_Challenge_
In the listing below, count each line containing "telu" and answer with the count only.

_Given data_
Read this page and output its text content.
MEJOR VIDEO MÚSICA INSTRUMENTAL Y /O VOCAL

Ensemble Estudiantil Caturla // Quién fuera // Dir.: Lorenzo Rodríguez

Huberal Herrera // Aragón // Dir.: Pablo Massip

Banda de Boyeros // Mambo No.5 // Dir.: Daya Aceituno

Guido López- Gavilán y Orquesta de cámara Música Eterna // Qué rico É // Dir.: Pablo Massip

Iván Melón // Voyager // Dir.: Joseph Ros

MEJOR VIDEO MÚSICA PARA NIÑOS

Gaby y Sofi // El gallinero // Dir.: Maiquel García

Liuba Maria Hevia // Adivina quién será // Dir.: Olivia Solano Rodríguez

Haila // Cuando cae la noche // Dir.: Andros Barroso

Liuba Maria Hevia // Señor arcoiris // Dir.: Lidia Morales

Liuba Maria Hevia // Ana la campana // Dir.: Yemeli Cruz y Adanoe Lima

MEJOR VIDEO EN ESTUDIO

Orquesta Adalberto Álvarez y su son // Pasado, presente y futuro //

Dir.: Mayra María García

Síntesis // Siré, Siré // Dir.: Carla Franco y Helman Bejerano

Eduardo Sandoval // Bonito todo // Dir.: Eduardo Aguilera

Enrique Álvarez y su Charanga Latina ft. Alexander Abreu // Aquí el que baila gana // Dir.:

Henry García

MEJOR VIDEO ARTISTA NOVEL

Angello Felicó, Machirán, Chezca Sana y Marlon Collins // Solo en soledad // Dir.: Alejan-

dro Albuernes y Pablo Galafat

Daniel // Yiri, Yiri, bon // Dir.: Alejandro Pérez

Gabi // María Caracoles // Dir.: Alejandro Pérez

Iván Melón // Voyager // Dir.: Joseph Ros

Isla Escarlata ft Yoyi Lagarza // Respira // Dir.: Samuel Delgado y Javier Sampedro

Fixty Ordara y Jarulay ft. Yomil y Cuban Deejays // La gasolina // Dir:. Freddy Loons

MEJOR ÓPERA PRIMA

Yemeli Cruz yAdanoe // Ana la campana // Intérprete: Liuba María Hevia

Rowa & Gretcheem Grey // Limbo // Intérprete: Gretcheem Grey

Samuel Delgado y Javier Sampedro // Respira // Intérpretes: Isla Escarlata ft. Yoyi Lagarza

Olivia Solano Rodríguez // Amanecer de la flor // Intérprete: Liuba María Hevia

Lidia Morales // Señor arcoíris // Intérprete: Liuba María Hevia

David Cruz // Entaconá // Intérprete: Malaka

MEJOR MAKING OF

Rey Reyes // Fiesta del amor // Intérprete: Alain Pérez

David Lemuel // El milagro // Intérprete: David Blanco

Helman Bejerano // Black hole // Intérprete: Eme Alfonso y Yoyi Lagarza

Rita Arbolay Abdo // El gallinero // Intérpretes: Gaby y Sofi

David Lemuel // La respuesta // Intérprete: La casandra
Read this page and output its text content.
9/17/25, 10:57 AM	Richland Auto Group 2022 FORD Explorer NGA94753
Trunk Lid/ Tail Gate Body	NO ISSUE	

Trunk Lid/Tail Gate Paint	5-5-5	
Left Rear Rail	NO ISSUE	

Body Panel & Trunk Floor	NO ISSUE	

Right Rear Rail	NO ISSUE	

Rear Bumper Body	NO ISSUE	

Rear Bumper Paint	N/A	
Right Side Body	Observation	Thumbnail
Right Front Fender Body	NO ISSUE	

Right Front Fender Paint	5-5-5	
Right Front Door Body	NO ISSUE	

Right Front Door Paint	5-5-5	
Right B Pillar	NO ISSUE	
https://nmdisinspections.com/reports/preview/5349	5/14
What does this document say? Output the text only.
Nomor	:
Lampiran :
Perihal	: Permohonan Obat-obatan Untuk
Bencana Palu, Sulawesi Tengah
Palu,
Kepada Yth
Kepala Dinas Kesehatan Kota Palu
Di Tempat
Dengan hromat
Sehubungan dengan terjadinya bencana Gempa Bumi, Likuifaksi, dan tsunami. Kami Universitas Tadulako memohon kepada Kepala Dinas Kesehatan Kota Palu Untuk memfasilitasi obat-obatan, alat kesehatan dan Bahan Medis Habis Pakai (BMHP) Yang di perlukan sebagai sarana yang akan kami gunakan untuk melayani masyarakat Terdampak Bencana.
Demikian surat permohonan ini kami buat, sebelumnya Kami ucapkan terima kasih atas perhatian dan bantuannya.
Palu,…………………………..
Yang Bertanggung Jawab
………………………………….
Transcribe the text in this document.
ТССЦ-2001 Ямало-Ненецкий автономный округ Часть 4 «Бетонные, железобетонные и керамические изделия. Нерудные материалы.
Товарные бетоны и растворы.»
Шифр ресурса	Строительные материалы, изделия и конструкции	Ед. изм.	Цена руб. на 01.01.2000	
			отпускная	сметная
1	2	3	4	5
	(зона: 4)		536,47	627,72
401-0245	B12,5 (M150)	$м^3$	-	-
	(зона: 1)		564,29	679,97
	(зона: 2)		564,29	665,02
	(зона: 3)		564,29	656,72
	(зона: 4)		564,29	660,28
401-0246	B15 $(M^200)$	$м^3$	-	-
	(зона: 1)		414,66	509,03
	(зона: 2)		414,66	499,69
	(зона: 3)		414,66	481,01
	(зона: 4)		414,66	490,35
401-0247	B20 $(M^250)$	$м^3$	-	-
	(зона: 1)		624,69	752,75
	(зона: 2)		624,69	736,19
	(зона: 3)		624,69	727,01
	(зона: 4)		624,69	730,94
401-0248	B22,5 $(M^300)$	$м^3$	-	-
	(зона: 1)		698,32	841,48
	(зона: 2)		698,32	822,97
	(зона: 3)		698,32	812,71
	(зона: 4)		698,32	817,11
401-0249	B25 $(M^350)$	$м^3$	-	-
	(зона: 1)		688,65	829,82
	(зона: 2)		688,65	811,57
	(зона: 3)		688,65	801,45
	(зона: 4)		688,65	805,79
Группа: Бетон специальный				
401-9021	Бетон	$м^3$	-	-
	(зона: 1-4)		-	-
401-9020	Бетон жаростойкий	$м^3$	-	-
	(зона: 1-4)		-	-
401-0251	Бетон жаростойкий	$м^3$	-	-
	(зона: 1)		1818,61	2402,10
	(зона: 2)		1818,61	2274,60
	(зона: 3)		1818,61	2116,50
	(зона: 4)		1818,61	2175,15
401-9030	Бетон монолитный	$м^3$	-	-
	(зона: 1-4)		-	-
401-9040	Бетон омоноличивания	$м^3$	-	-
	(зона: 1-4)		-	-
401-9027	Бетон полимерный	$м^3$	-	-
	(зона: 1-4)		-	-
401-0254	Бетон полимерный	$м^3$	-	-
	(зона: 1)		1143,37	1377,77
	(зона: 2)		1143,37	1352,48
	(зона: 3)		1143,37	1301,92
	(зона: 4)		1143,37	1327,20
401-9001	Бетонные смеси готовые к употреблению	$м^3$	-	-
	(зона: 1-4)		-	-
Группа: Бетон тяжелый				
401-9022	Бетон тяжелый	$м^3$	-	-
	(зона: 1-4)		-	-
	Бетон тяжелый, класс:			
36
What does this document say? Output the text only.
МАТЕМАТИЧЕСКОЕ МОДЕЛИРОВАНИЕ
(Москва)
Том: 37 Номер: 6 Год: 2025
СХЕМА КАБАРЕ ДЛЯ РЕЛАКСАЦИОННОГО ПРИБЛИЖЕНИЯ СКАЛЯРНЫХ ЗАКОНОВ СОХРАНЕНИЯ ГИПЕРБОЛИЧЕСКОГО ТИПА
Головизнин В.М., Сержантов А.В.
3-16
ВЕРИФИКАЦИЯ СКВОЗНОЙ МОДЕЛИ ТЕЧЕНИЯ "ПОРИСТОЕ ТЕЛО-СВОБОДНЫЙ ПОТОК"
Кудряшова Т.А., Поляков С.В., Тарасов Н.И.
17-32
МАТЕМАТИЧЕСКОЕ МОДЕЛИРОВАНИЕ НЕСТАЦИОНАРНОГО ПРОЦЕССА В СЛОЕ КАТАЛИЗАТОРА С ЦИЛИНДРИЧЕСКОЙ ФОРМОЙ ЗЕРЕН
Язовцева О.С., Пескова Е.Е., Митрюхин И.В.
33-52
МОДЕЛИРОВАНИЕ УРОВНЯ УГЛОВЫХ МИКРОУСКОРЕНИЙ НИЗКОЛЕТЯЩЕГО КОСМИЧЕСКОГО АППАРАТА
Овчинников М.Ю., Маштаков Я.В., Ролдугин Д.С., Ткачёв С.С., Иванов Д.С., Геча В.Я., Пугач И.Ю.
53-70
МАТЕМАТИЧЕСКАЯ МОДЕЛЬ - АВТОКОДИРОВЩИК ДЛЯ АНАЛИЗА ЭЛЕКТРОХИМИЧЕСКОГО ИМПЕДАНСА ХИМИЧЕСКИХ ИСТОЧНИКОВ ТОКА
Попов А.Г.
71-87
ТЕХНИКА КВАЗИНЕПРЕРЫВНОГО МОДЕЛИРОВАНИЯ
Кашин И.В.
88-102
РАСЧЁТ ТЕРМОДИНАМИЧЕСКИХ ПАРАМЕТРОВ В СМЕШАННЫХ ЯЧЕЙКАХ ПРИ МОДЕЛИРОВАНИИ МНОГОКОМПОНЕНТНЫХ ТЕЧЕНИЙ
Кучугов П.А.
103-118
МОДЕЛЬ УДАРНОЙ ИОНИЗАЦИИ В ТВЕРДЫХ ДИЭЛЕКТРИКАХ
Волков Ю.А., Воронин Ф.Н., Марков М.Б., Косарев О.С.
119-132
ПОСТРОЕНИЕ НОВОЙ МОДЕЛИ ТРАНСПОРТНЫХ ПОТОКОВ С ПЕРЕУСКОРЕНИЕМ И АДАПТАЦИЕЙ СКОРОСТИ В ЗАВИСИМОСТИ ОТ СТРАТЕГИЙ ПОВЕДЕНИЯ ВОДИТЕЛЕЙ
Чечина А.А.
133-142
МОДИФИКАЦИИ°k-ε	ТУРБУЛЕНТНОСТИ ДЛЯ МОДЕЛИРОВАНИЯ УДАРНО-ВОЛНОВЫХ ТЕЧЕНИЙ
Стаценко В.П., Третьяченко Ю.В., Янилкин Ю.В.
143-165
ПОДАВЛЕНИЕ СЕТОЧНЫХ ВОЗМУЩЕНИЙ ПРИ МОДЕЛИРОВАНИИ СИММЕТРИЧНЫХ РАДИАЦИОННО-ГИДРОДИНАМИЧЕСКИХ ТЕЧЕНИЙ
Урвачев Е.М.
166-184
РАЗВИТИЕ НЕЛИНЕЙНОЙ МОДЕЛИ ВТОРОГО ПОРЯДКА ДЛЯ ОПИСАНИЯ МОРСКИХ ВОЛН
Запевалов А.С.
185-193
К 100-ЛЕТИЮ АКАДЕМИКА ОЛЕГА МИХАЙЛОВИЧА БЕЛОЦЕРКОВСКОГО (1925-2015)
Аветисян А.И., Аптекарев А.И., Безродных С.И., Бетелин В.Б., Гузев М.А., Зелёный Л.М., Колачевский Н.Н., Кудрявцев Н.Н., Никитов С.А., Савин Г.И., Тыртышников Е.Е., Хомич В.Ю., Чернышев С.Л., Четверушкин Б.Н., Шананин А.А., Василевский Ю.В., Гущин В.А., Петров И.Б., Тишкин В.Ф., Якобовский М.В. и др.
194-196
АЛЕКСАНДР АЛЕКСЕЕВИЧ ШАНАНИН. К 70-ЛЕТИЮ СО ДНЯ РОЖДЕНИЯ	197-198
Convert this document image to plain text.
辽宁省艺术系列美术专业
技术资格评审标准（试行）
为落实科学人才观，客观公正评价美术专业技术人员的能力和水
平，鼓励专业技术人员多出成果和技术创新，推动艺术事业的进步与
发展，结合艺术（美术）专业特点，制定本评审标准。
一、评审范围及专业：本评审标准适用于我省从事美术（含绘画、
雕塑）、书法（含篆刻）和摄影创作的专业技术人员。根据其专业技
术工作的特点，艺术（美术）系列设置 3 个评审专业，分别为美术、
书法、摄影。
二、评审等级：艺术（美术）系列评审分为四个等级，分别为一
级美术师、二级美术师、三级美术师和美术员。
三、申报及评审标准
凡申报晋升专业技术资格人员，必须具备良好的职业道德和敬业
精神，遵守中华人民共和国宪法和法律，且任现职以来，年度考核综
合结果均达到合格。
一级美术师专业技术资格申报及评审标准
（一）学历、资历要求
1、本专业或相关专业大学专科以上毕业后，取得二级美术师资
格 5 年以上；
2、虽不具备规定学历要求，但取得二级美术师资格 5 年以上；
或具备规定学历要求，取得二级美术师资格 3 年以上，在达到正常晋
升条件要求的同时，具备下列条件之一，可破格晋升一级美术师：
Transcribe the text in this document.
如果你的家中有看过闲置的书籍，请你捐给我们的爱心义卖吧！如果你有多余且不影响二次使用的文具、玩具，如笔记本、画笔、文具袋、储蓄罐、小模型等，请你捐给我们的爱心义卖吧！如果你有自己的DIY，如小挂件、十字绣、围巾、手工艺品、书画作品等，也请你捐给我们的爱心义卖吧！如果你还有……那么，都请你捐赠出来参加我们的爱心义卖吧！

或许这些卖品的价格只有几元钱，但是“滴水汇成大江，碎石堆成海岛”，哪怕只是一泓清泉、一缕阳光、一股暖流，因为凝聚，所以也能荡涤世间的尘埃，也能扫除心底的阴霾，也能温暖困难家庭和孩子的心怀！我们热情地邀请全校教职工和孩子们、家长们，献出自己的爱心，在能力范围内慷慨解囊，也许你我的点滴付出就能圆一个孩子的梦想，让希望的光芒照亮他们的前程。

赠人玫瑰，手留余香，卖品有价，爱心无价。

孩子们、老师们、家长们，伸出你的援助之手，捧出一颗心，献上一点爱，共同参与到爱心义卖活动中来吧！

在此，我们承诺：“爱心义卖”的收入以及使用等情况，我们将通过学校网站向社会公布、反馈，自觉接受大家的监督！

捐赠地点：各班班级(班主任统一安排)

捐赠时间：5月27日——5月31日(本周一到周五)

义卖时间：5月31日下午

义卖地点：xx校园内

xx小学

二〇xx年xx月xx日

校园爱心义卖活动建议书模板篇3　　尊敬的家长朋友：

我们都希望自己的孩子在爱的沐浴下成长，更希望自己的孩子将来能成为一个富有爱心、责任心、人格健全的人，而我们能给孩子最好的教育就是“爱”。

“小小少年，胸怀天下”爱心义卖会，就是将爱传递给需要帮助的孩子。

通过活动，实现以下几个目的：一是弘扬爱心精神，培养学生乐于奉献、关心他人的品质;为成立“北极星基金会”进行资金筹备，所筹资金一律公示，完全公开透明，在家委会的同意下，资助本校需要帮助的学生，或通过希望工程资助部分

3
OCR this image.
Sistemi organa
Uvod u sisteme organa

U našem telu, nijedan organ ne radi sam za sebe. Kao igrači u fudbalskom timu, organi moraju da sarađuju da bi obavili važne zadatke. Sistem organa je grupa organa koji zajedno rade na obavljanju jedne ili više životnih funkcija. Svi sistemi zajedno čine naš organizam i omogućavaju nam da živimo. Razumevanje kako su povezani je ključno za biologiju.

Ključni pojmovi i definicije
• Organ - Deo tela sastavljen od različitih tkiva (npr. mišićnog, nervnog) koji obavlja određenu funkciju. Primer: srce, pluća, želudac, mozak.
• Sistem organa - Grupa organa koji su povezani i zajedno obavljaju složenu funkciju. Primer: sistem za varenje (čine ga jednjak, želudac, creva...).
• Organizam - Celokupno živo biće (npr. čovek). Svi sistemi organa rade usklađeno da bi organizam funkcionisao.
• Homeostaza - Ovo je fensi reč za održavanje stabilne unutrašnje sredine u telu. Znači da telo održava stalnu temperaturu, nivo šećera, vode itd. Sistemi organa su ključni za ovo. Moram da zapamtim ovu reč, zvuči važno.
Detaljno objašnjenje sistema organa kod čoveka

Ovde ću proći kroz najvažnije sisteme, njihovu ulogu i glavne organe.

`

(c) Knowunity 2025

_Task answer_
2